[Task prompt]: Copy every line from the records below that holds the word "pointer".

[Extracted data]:
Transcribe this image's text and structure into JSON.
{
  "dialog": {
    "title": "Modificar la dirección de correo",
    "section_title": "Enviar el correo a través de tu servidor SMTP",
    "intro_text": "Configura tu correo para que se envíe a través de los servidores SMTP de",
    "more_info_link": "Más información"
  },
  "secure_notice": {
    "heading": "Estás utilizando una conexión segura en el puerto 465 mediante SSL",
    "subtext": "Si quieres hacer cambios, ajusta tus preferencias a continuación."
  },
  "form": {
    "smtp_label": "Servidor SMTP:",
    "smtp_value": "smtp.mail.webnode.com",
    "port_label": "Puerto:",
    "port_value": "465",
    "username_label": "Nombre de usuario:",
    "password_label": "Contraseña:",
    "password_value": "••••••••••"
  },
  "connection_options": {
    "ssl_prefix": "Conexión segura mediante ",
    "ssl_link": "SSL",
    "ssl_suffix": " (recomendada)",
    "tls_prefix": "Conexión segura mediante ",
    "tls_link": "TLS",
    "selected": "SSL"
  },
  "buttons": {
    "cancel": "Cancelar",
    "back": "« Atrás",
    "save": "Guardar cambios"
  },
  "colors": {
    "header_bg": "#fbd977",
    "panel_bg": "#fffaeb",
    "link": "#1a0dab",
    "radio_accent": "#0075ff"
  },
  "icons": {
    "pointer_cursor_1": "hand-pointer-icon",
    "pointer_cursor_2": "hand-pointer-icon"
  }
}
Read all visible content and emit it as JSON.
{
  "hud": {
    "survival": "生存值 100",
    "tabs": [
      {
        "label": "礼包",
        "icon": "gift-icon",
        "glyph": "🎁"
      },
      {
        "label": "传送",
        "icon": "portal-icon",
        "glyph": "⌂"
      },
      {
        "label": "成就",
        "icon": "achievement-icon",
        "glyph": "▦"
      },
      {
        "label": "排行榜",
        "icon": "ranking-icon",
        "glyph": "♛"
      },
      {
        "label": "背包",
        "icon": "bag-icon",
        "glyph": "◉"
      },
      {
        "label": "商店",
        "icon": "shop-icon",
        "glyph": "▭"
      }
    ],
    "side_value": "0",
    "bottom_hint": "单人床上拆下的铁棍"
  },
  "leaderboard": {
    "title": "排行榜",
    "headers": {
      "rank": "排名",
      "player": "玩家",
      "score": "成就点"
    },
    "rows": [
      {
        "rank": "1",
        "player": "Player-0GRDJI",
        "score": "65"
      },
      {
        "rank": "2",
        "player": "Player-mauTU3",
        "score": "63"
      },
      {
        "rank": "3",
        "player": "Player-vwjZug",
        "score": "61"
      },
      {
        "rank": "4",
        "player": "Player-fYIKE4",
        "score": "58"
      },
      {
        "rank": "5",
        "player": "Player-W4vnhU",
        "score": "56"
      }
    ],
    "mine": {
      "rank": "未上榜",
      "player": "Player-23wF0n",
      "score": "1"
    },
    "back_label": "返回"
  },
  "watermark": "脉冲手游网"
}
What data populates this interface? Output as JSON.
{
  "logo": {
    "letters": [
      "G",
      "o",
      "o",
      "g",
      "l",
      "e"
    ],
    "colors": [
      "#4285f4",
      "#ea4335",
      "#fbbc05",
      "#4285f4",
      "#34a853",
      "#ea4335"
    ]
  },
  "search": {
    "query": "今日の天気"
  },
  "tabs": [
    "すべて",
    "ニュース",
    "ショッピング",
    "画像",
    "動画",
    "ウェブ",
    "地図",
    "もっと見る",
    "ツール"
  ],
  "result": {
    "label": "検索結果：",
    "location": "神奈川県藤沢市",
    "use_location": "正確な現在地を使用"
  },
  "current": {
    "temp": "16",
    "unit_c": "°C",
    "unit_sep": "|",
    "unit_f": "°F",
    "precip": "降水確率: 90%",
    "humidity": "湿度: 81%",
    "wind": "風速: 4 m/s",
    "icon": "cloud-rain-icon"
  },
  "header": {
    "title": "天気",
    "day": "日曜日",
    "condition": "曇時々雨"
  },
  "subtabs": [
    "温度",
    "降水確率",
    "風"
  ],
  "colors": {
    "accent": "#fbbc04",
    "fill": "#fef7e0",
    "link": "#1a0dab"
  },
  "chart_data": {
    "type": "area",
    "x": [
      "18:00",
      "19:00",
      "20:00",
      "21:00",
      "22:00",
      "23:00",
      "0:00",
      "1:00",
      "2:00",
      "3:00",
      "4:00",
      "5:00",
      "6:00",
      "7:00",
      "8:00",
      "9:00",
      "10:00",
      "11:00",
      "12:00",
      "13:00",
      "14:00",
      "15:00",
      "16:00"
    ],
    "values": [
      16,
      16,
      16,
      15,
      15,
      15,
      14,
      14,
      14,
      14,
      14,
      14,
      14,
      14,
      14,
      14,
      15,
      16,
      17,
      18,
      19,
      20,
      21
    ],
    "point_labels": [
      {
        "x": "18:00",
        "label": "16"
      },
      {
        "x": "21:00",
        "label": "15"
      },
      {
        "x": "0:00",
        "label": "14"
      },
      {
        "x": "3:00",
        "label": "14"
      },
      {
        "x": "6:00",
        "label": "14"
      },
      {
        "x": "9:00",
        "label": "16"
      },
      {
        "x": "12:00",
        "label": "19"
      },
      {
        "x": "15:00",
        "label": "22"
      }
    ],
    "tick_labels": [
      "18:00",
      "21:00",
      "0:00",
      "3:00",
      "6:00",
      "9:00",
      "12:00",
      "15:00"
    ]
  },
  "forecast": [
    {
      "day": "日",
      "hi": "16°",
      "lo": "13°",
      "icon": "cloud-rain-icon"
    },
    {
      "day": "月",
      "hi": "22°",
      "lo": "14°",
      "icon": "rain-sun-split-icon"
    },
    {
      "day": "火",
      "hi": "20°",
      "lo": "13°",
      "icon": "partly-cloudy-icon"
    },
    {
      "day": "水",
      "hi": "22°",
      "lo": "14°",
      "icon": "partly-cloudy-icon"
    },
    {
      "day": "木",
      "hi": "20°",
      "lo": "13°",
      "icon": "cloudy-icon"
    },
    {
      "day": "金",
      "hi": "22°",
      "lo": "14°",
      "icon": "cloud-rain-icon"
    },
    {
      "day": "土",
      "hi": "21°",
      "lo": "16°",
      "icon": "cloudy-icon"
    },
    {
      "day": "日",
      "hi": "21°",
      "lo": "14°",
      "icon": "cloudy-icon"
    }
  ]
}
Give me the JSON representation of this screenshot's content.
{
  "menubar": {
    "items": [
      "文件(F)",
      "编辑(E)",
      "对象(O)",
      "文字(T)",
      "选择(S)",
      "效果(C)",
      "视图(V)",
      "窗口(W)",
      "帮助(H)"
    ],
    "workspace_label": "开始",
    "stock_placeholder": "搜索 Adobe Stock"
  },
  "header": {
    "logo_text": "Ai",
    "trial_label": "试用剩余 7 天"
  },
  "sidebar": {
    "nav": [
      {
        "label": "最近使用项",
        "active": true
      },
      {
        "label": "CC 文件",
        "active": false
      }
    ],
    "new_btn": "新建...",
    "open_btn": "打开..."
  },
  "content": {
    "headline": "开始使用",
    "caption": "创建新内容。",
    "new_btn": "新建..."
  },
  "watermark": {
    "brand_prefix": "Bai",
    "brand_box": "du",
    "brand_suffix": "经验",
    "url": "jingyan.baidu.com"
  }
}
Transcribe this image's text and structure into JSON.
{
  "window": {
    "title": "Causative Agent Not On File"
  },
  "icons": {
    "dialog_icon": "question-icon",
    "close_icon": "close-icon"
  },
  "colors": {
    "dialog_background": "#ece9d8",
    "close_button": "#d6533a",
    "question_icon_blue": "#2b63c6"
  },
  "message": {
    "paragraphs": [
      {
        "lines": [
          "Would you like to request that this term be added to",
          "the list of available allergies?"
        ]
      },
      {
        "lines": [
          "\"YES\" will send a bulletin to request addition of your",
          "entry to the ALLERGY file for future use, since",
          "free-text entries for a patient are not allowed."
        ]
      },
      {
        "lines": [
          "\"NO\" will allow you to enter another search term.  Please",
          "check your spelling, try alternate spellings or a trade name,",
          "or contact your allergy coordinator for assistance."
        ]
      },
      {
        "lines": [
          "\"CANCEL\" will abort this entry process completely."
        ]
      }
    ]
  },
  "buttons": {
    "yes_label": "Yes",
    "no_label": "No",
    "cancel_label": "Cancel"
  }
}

[Task answer]:
    "pointer_cursor_1": "hand-pointer-icon",
    "pointer_cursor_2": "hand-pointer-icon"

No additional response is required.